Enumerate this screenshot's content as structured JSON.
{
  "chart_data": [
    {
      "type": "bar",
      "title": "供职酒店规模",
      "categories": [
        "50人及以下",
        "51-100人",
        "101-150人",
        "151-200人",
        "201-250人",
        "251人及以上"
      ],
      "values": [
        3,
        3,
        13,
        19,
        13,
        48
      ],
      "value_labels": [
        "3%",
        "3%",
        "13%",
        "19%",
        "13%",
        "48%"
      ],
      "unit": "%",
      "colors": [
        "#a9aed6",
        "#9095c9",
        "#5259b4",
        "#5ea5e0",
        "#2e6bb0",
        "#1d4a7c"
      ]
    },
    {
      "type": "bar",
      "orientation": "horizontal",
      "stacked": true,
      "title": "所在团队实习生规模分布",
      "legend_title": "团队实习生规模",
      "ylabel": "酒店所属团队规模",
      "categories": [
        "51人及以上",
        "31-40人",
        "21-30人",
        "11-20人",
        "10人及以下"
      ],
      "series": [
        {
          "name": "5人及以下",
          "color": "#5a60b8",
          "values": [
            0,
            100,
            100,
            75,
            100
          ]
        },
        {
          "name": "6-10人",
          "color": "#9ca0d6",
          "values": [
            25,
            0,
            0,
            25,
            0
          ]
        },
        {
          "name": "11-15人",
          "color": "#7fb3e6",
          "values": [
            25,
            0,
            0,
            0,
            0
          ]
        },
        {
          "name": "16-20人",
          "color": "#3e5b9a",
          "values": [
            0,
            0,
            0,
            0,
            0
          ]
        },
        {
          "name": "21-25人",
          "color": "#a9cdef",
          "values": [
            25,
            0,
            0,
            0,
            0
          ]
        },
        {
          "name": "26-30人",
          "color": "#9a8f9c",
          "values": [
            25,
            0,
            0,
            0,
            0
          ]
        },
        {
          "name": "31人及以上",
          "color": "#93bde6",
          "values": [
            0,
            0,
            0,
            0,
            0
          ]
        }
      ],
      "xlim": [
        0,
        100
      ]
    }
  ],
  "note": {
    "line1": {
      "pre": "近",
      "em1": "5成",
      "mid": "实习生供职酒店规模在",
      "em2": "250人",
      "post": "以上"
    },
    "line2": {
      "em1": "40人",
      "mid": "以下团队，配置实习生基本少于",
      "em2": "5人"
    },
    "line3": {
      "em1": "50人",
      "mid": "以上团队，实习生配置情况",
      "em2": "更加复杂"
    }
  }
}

-.-.-

EXERCISE: Locate each line with the word "name" and copy it.

ANSWER TO THE EXERCISE:
          "name": "5人及以下",
          "name": "6-10人",
          "name": "11-15人",
          "name": "16-20人",
          "name": "21-25人",
          "name": "26-30人",
          "name": "31人及以上",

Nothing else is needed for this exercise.